Please output every line of the material as it stands, without the pictures.

**** Given data ****

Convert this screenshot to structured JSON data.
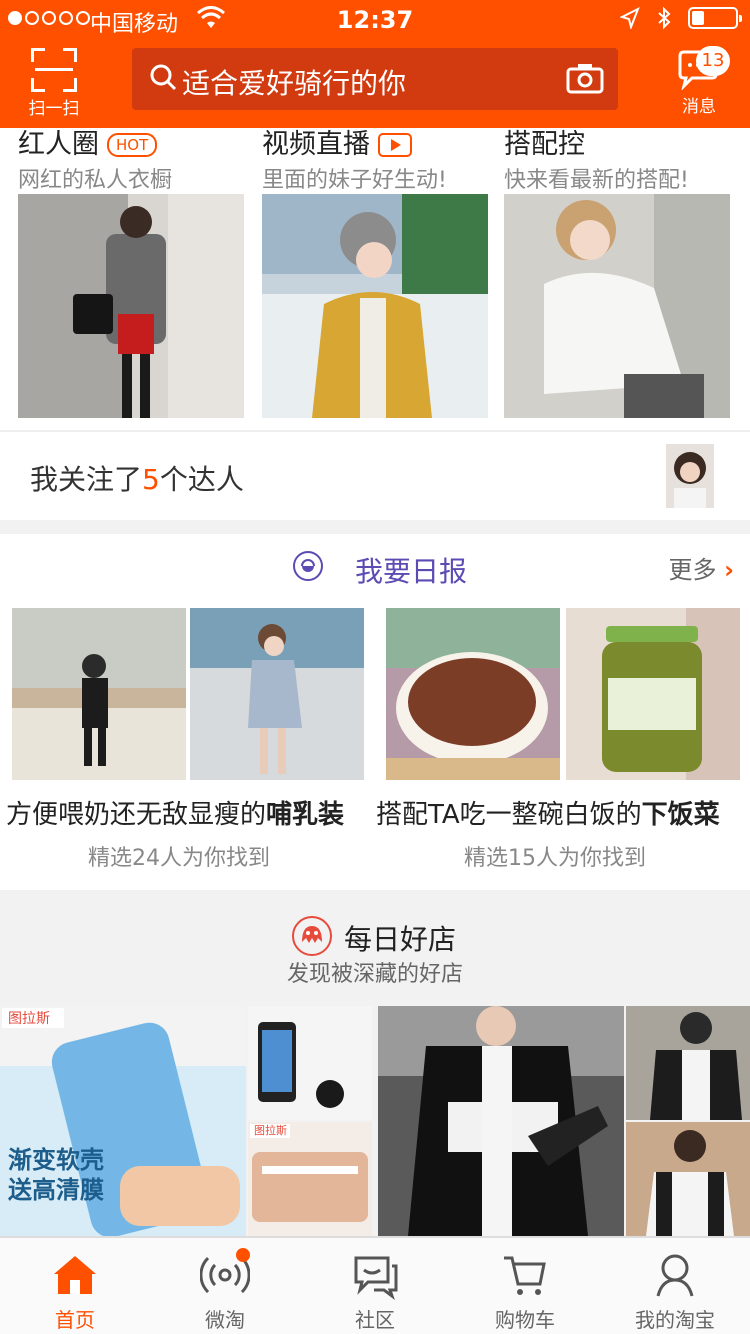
{
  "status_bar": {
    "carrier": "中国移动",
    "time": "12:37"
  },
  "header": {
    "scan_label": "扫一扫",
    "search_placeholder": "适合爱好骑行的你",
    "message_label": "消息",
    "message_count": "13"
  },
  "features": [
    {
      "title": "红人圈",
      "badge": "HOT",
      "subtitle": "网红的私人衣橱"
    },
    {
      "title": "视频直播",
      "subtitle": "里面的妹子好生动!"
    },
    {
      "title": "搭配控",
      "subtitle": "快来看最新的搭配!"
    }
  ],
  "follow": {
    "prefix": "我关注了",
    "count": "5",
    "suffix": "个达人"
  },
  "daily": {
    "title": "我要日报",
    "more_label": "更多",
    "items": [
      {
        "caption_plain": "方便喂奶还无敌显瘦的",
        "caption_bold": "哺乳装",
        "sub": "精选24人为你找到"
      },
      {
        "caption_plain": "搭配TA吃一整碗白饭的",
        "caption_bold": "下饭菜",
        "sub": "精选15人为你找到"
      }
    ]
  },
  "shop": {
    "title": "每日好店",
    "subtitle": "发现被深藏的好店",
    "tile1_brand": "图拉斯",
    "tile1_line1": "渐变软壳",
    "tile1_line2": "送高清膜",
    "tile2_brand": "图拉斯"
  },
  "tabbar": [
    {
      "label": "首页",
      "icon": "home-icon",
      "active": true
    },
    {
      "label": "微淘",
      "icon": "broadcast-icon"
    },
    {
      "label": "社区",
      "icon": "chat-icon"
    },
    {
      "label": "购物车",
      "icon": "cart-icon"
    },
    {
      "label": "我的淘宝",
      "icon": "user-icon"
    }
  ],
  "colors": {
    "brand": "#ff5000",
    "daily_title": "#5b4bb3"
  }
}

****

Solution for this exercise:
Convert this screenshot to structured JSON data.
{
  "status_bar": {
    "carrier": "中国移动",
    "time": "12:37"
  },
  "header": {
    "scan_label": "扫一扫",
    "search_placeholder": "适合爱好骑行的你",
    "message_label": "消息",
    "message_count": "13"
  },
  "features": [
    {
      "title": "红人圈",
      "badge": "HOT",
      "subtitle": "网红的私人衣橱"
    },
    {
      "title": "视频直播",
      "subtitle": "里面的妹子好生动!"
    },
    {
      "title": "搭配控",
      "subtitle": "快来看最新的搭配!"
    }
  ],
  "follow": {
    "prefix": "我关注了",
    "count": "5",
    "suffix": "个达人"
  },
  "daily": {
    "title": "我要日报",
    "more_label": "更多",
    "items": [
      {
        "caption_plain": "方便喂奶还无敌显瘦的",
        "caption_bold": "哺乳装",
        "sub": "精选24人为你找到"
      },
      {
        "caption_plain": "搭配TA吃一整碗白饭的",
        "caption_bold": "下饭菜",
        "sub": "精选15人为你找到"
      }
    ]
  },
  "shop": {
    "title": "每日好店",
    "subtitle": "发现被深藏的好店",
    "tile1_brand": "图拉斯",
    "tile1_line1": "渐变软壳",
    "tile1_line2": "送高清膜",
    "tile2_brand": "图拉斯"
  },
  "tabbar": [
    {
      "label": "首页",
      "icon": "home-icon",
      "active": true
    },
    {
      "label": "微淘",
      "icon": "broadcast-icon"
    },
    {
      "label": "社区",
      "icon": "chat-icon"
    },
    {
      "label": "购物车",
      "icon": "cart-icon"
    },
    {
      "label": "我的淘宝",
      "icon": "user-icon"
    }
  ],
  "colors": {
    "brand": "#ff5000",
    "daily_title": "#5b4bb3"
  }
}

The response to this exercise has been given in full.